### To do
Leave out the pictures and copy everything else in the entries exactly.

### Data entries
● ● ● ●
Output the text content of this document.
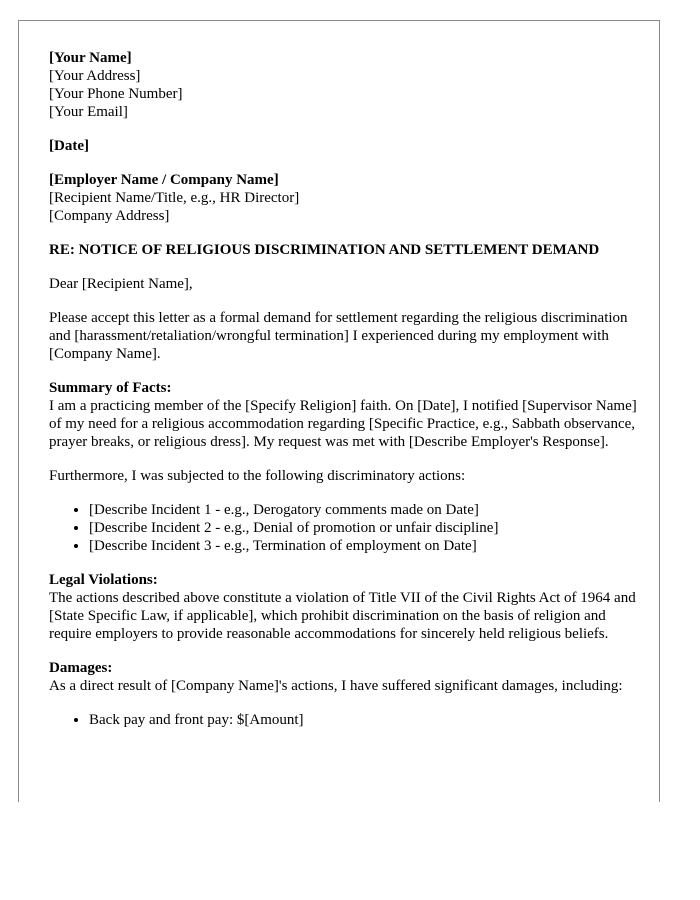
[Your Name]
[Your Address]
[Your Phone Number]
[Your Email]
[Date]
[Employer Name / Company Name]
[Recipient Name/Title, e.g., HR Director]
[Company Address]

RE: NOTICE OF RELIGIOUS DISCRIMINATION AND SETTLEMENT DEMAND

Dear [Recipient Name],

Please accept this letter as a formal demand for settlement regarding the religious discrimination and [harassment/retaliation/wrongful termination] I experienced during my employment with [Company Name].

Summary of Facts:
I am a practicing member of the [Specify Religion] faith. On [Date], I notified [Supervisor Name] of my need for a religious accommodation regarding [Specific Practice, e.g., Sabbath observance, prayer breaks, or religious dress]. My request was met with [Describe Employer's Response].

Furthermore, I was subjected to the following discriminatory actions:

• [Describe Incident 1 - e.g., Derogatory comments made on Date]
• [Describe Incident 2 - e.g., Denial of promotion or unfair discipline]
• [Describe Incident 3 - e.g., Termination of employment on Date]
Legal Violations:
The actions described above constitute a violation of Title VII of the Civil Rights Act of 1964 and [State Specific Law, if applicable], which prohibit discrimination on the basis of religion and require employers to provide reasonable accommodations for sincerely held religious beliefs.
Damages:
As a direct result of [Company Name]'s actions, I have suffered significant damages, including:
• Back pay and front pay: $[Amount]
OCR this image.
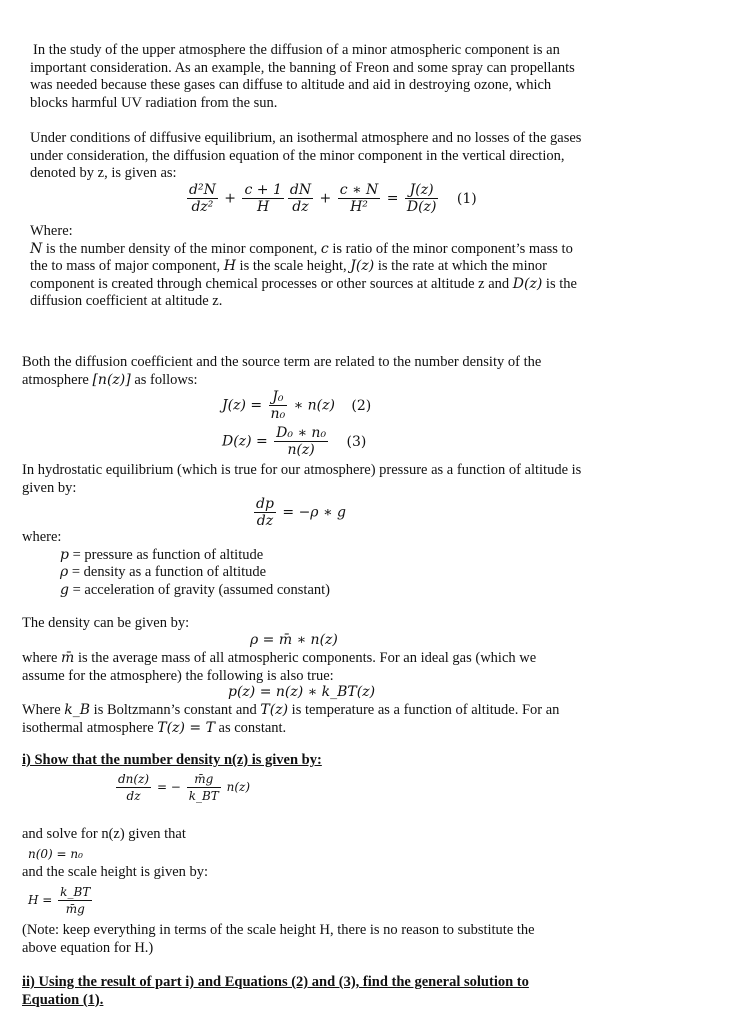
In the study of the upper atmosphere the diffusion of a minor atmospheric component is an important consideration. As an example, the banning of Freon and some spray can propellants was needed because these gases can diffuse to altitude and aid in destroying ozone, which blocks harmful UV radiation from the sun.

Under conditions of diffusive equilibrium, an isothermal atmosphere and no losses of the gases under consideration, the diffusion equation of the minor component in the vertical direction, denoted by z, is given as:

$\frac{\text{d²N}}{\text{dz²}} + \frac{c + 1}{H} \frac{dN}{dz} + \frac{c ∗ N}{\text{H²}} = \frac{J(z)}{D(z)} (1)$

Where:

N is the number density of the minor component, c is ratio of the minor component’s mass to the to mass of major component, H is the scale height, J(z) is the rate at which the minor component is created through chemical processes or other sources at altitude z and D(z) is the diffusion coefficient at altitude z.

Both the diffusion coefficient and the source term are related to the number density of the atmosphere [n(z)] as follows:

$J(z) = \frac{\text{J₀}}{\text{n₀}}$ ∗ n(z) (2)
$D(z) = \frac{\text{D₀ ∗ n₀}}{n(z)} (3)$

In hydrostatic equilibrium (which is true for our atmosphere) pressure as a function of altitude is given by:

$\frac{dp}{dz} = -\rho$ ∗ g

where:

p = pressure as function of altitude

ρ = density as a function of altitude

g = acceleration of gravity (assumed constant)

The density can be given by:

ρ = m̄ ∗ n(z)

where m̄ is the average mass of all atmospheric components. For an ideal gas (which we assume for the atmosphere) the following is also true:

p(z) = n(z) ∗ k_BT(z)

Where k_B is Boltzmann’s constant and T(z) is temperature as a function of altitude. For an isothermal atmosphere T(z) = T as constant.

i) Show that the number density n(z) is given by:

$\frac{dn(z)}{dz}$ = − $\frac{m̄g}{k\_BT} n(z)$

and solve for n(z) given that

n(0) = n₀

and the scale height is given by:

$H = \frac{k\_BT}{m̄g}$

(Note: keep everything in terms of the scale height H, there is no reason to substitute the above equation for H.)

ii) Using the result of part i) and Equations (2) and (3), find the general solution to Equation (1).
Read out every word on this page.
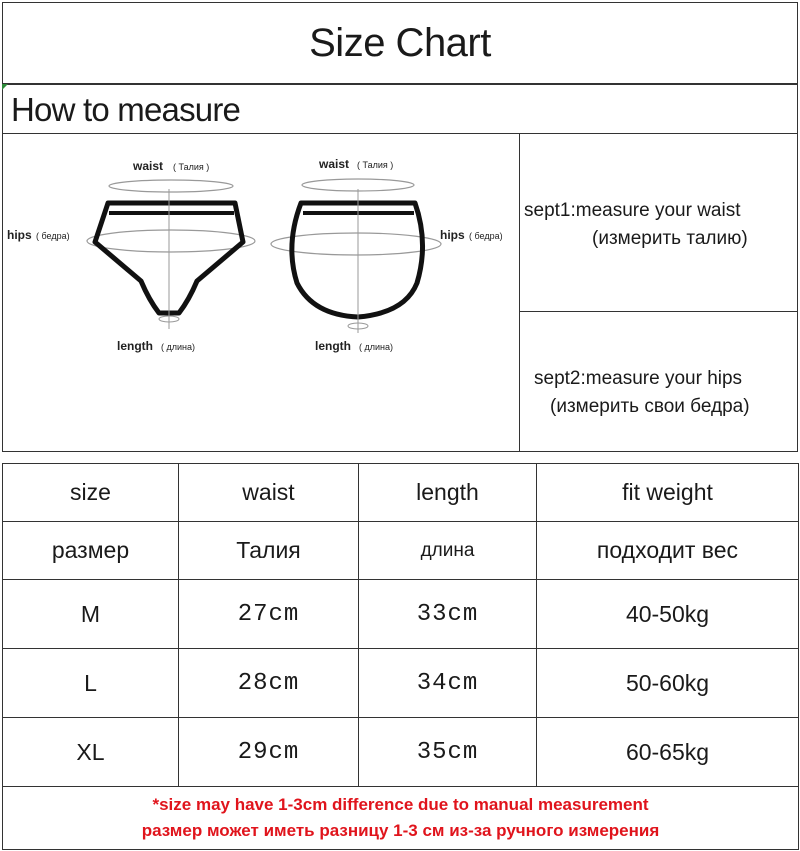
Size Chart
How to measure
waist ( Талия )
hips ( бедра)
length ( длина)
waist ( Талия )
hips ( бедра)
length ( длина)
sept1:measure your waist
(измерить талию)
sept2:measure your hips
(измерить свои бедра)
size	waist	length	fit weight
размер	Талия	длина	подходит вес
M	27cm	33cm	40-50kg
L	28cm	34cm	50-60kg
XL	29cm	35cm	60-65kg

*size may have 1-3cm difference due to manual measurement
размер может иметь разницу 1-3 см из-за ручного измерения			
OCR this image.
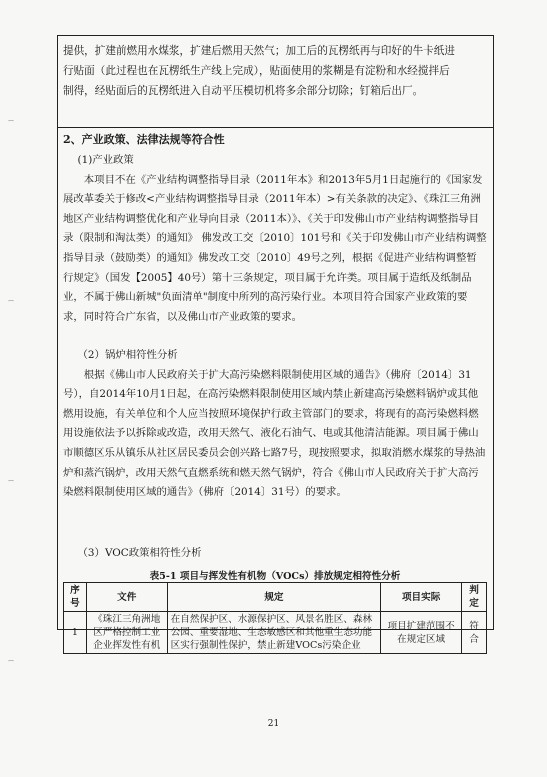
提供，扩建前燃用水煤浆，扩建后燃用天然气；加工后的瓦楞纸再与印好的牛卡纸进

行贴面（此过程也在瓦楞纸生产线上完成），贴面使用的浆糊是有淀粉和水经搅拌后

制得，经贴面后的瓦楞纸进入自动平压模切机将多余部分切除；钉箱后出厂。

2、产业政策、法律法规等符合性

(1)产业政策

本项目不在《产业结构调整指导目录（2011年本》和2013年5月1日起施行的《国家发展改革委关于修改<产业结构调整指导目录（2011年本）>有关条款的决定》、《珠江三角洲地区产业结构调整优化和产业导向目录（2011本）》、《关于印发佛山市产业结构调整指导目录（限制和淘汰类）的通知》 佛发改工交〔2010〕101号和《关于印发佛山市产业结构调整指导目录（鼓励类）的通知》佛发改工交〔2010〕49号之列，根据《促进产业结构调整暂行规定》（国发【2005】40号）第十三条规定，项目属于允许类。项目属于造纸及纸制品业，不属于佛山新城"负面清单"制度中所列的高污染行业。本项目符合国家产业政策的要求，同时符合广东省，以及佛山市产业政策的要求。

（2）锅炉相符性分析

根据《佛山市人民政府关于扩大高污染燃料限制使用区域的通告》（佛府〔2014〕31号），自2014年10月1日起，在高污染燃料限制使用区域内禁止新建高污染燃料锅炉或其他燃用设施，有关单位和个人应当按照环境保护行政主管部门的要求，将现有的高污染燃料燃用设施依法予以拆除或改造，改用天然气、液化石油气、电或其他清洁能源。项目属于佛山市顺德区乐从镇乐从社区居民委员会创兴路七路7号，现按照要求，拟取消燃水煤浆的导热油炉和蒸汽锅炉，改用天然气直燃系统和燃天然气锅炉，符合《佛山市人民政府关于扩大高污染燃料限制使用区域的通告》（佛府〔2014〕31号）的要求。

（3）VOC政策相符性分析

表5-1 项目与挥发性有机物（VOCs）排放规定相符性分析
序号	文件	规定	项目实际	判定
1	《珠江三角洲地区严格控制工业企业挥发性有机	在自然保护区、水源保护区、风景名胜区、森林公园、重要湿地、生态敏感区和其他重生态功能区实行强制性保护，禁止新建VOCs污染企业	项目扩建范围不在规定区域	符合
21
● ● ● ●
### Reply to the task
Output the text content of this document.
[Your Name]
[Your Address]
[Your Phone Number]
[Your Email]
[Date]
[Employer Name / Company Name]
[Recipient Name/Title, e.g., HR Director]
[Company Address]

RE: NOTICE OF RELIGIOUS DISCRIMINATION AND SETTLEMENT DEMAND

Dear [Recipient Name],

Please accept this letter as a formal demand for settlement regarding the religious discrimination and [harassment/retaliation/wrongful termination] I experienced during my employment with [Company Name].

Summary of Facts:
I am a practicing member of the [Specify Religion] faith. On [Date], I notified [Supervisor Name] of my need for a religious accommodation regarding [Specific Practice, e.g., Sabbath observance, prayer breaks, or religious dress]. My request was met with [Describe Employer's Response].

Furthermore, I was subjected to the following discriminatory actions:

• [Describe Incident 1 - e.g., Derogatory comments made on Date]
• [Describe Incident 2 - e.g., Denial of promotion or unfair discipline]
• [Describe Incident 3 - e.g., Termination of employment on Date]
Legal Violations:
The actions described above constitute a violation of Title VII of the Civil Rights Act of 1964 and [State Specific Law, if applicable], which prohibit discrimination on the basis of religion and require employers to provide reasonable accommodations for sincerely held religious beliefs.
Damages:
As a direct result of [Company Name]'s actions, I have suffered significant damages, including:
• Back pay and front pay: $[Amount]
OCR this image.
In the study of the upper atmosphere the diffusion of a minor atmospheric component is an important consideration. As an example, the banning of Freon and some spray can propellants was needed because these gases can diffuse to altitude and aid in destroying ozone, which blocks harmful UV radiation from the sun.

Under conditions of diffusive equilibrium, an isothermal atmosphere and no losses of the gases under consideration, the diffusion equation of the minor component in the vertical direction, denoted by z, is given as:

$\frac{\text{d²N}}{\text{dz²}} + \frac{c + 1}{H} \frac{dN}{dz} + \frac{c ∗ N}{\text{H²}} = \frac{J(z)}{D(z)} (1)$

Where:

N is the number density of the minor component, c is ratio of the minor component’s mass to the to mass of major component, H is the scale height, J(z) is the rate at which the minor component is created through chemical processes or other sources at altitude z and D(z) is the diffusion coefficient at altitude z.

Both the diffusion coefficient and the source term are related to the number density of the atmosphere [n(z)] as follows:

$J(z) = \frac{\text{J₀}}{\text{n₀}}$ ∗ n(z) (2)
$D(z) = \frac{\text{D₀ ∗ n₀}}{n(z)} (3)$

In hydrostatic equilibrium (which is true for our atmosphere) pressure as a function of altitude is given by:

$\frac{dp}{dz} = -\rho$ ∗ g

where:

p = pressure as function of altitude

ρ = density as a function of altitude

g = acceleration of gravity (assumed constant)

The density can be given by:

ρ = m̄ ∗ n(z)

where m̄ is the average mass of all atmospheric components. For an ideal gas (which we assume for the atmosphere) the following is also true:

p(z) = n(z) ∗ k_BT(z)

Where k_B is Boltzmann’s constant and T(z) is temperature as a function of altitude. For an isothermal atmosphere T(z) = T as constant.

i) Show that the number density n(z) is given by:

$\frac{dn(z)}{dz}$ = − $\frac{m̄g}{k\_BT} n(z)$

and solve for n(z) given that

n(0) = n₀

and the scale height is given by:

$H = \frac{k\_BT}{m̄g}$

(Note: keep everything in terms of the scale height H, there is no reason to substitute the above equation for H.)

ii) Using the result of part i) and Equations (2) and (3), find the general solution to Equation (1).
Read out every word on this page.
Size Chart
How to measure
waist ( Талия )
hips ( бедра)
length ( длина)
waist ( Талия )
hips ( бедра)
length ( длина)
sept1:measure your waist
(измерить талию)
sept2:measure your hips
(измерить свои бедра)
size	waist	length	fit weight
размер	Талия	длина	подходит вес
M	27cm	33cm	40-50kg
L	28cm	34cm	50-60kg
XL	29cm	35cm	60-65kg

*size may have 1-3cm difference due to manual measurement
размер может иметь разницу 1-3 см из-за ручного измерения			
OCR this image.
提供，扩建前燃用水煤浆，扩建后燃用天然气；加工后的瓦楞纸再与印好的牛卡纸进

行贴面（此过程也在瓦楞纸生产线上完成），贴面使用的浆糊是有淀粉和水经搅拌后

制得，经贴面后的瓦楞纸进入自动平压模切机将多余部分切除；钉箱后出厂。

2、产业政策、法律法规等符合性

(1)产业政策

本项目不在《产业结构调整指导目录（2011年本》和2013年5月1日起施行的《国家发展改革委关于修改<产业结构调整指导目录（2011年本）>有关条款的决定》、《珠江三角洲地区产业结构调整优化和产业导向目录（2011本）》、《关于印发佛山市产业结构调整指导目录（限制和淘汰类）的通知》 佛发改工交〔2010〕101号和《关于印发佛山市产业结构调整指导目录（鼓励类）的通知》佛发改工交〔2010〕49号之列，根据《促进产业结构调整暂行规定》（国发【2005】40号）第十三条规定，项目属于允许类。项目属于造纸及纸制品业，不属于佛山新城"负面清单"制度中所列的高污染行业。本项目符合国家产业政策的要求，同时符合广东省，以及佛山市产业政策的要求。

（2）锅炉相符性分析

根据《佛山市人民政府关于扩大高污染燃料限制使用区域的通告》（佛府〔2014〕31号），自2014年10月1日起，在高污染燃料限制使用区域内禁止新建高污染燃料锅炉或其他燃用设施，有关单位和个人应当按照环境保护行政主管部门的要求，将现有的高污染燃料燃用设施依法予以拆除或改造，改用天然气、液化石油气、电或其他清洁能源。项目属于佛山市顺德区乐从镇乐从社区居民委员会创兴路七路7号，现按照要求，拟取消燃水煤浆的导热油炉和蒸汽锅炉，改用天然气直燃系统和燃天然气锅炉，符合《佛山市人民政府关于扩大高污染燃料限制使用区域的通告》（佛府〔2014〕31号）的要求。

（3）VOC政策相符性分析

表5-1 项目与挥发性有机物（VOCs）排放规定相符性分析
序号	文件	规定	项目实际	判定
1	《珠江三角洲地区严格控制工业企业挥发性有机	在自然保护区、水源保护区、风景名胜区、森林公园、重要湿地、生态敏感区和其他重生态功能区实行强制性保护，禁止新建VOCs污染企业	项目扩建范围不在规定区域	符合
21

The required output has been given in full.